Start MATERIALS PROVIDED
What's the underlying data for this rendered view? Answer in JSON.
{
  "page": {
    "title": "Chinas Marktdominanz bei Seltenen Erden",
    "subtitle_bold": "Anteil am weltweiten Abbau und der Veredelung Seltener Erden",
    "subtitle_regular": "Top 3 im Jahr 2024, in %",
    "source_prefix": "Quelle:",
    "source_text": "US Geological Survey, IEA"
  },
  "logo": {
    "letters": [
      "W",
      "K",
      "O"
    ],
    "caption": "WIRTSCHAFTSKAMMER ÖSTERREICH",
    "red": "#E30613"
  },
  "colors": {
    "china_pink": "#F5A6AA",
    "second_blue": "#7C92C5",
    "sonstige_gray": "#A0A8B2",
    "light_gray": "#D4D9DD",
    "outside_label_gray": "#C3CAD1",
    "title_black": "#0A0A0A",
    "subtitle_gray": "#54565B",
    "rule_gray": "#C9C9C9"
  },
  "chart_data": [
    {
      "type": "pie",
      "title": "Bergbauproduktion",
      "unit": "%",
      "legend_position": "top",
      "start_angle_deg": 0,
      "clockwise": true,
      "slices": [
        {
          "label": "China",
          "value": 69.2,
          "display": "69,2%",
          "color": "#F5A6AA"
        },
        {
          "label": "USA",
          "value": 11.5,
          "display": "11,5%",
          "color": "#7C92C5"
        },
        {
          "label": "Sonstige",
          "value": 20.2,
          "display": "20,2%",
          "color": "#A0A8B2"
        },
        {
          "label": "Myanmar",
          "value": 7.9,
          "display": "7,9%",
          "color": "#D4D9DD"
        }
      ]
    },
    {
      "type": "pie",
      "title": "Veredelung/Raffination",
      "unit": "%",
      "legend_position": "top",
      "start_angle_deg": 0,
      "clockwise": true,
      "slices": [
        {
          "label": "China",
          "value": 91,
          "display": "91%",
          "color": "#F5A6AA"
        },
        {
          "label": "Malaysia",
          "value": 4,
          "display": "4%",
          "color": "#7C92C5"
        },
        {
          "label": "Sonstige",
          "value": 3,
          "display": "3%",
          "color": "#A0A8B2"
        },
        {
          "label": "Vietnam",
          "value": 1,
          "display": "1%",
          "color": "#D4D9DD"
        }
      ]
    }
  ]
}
End MATERIALS PROVIDED
■ SET EXERCISE
Each line of the material above needs to be quoted exactly, please.

■ TASK OUTPUT
What's the underlying data for this rendered view? Answer in JSON.
{
  "page": {
    "title": "Chinas Marktdominanz bei Seltenen Erden",
    "subtitle_bold": "Anteil am weltweiten Abbau und der Veredelung Seltener Erden",
    "subtitle_regular": "Top 3 im Jahr 2024, in %",
    "source_prefix": "Quelle:",
    "source_text": "US Geological Survey, IEA"
  },
  "logo": {
    "letters": [
      "W",
      "K",
      "O"
    ],
    "caption": "WIRTSCHAFTSKAMMER ÖSTERREICH",
    "red": "#E30613"
  },
  "colors": {
    "china_pink": "#F5A6AA",
    "second_blue": "#7C92C5",
    "sonstige_gray": "#A0A8B2",
    "light_gray": "#D4D9DD",
    "outside_label_gray": "#C3CAD1",
    "title_black": "#0A0A0A",
    "subtitle_gray": "#54565B",
    "rule_gray": "#C9C9C9"
  },
  "chart_data": [
    {
      "type": "pie",
      "title": "Bergbauproduktion",
      "unit": "%",
      "legend_position": "top",
      "start_angle_deg": 0,
      "clockwise": true,
      "slices": [
        {
          "label": "China",
          "value": 69.2,
          "display": "69,2%",
          "color": "#F5A6AA"
        },
        {
          "label": "USA",
          "value": 11.5,
          "display": "11,5%",
          "color": "#7C92C5"
        },
        {
          "label": "Sonstige",
          "value": 20.2,
          "display": "20,2%",
          "color": "#A0A8B2"
        },
        {
          "label": "Myanmar",
          "value": 7.9,
          "display": "7,9%",
          "color": "#D4D9DD"
        }
      ]
    },
    {
      "type": "pie",
      "title": "Veredelung/Raffination",
      "unit": "%",
      "legend_position": "top",
      "start_angle_deg": 0,
      "clockwise": true,
      "slices": [
        {
          "label": "China",
          "value": 91,
          "display": "91%",
          "color": "#F5A6AA"
        },
        {
          "label": "Malaysia",
          "value": 4,
          "display": "4%",
          "color": "#7C92C5"
        },
        {
          "label": "Sonstige",
          "value": 3,
          "display": "3%",
          "color": "#A0A8B2"
        },
        {
          "label": "Vietnam",
          "value": 1,
          "display": "1%",
          "color": "#D4D9DD"
        }
      ]
    }
  ]
}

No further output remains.